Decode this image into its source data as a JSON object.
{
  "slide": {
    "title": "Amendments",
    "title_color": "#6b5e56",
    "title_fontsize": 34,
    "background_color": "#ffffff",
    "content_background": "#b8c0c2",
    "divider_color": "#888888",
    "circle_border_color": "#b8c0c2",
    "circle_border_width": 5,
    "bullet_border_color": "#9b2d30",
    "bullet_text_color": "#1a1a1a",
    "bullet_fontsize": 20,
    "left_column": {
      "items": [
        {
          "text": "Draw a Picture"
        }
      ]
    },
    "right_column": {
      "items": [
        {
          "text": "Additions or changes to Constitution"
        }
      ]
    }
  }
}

* * * * * * *

**EXERCISE DIRECTIONS**.
Print every line of the records exactly. Omit nothing.

**CORRECT OUTPUT**.
Decode this image into its source data as a JSON object.
{
  "slide": {
    "title": "Amendments",
    "title_color": "#6b5e56",
    "title_fontsize": 34,
    "background_color": "#ffffff",
    "content_background": "#b8c0c2",
    "divider_color": "#888888",
    "circle_border_color": "#b8c0c2",
    "circle_border_width": 5,
    "bullet_border_color": "#9b2d30",
    "bullet_text_color": "#1a1a1a",
    "bullet_fontsize": 20,
    "left_column": {
      "items": [
        {
          "text": "Draw a Picture"
        }
      ]
    },
    "right_column": {
      "items": [
        {
          "text": "Additions or changes to Constitution"
        }
      ]
    }
  }
}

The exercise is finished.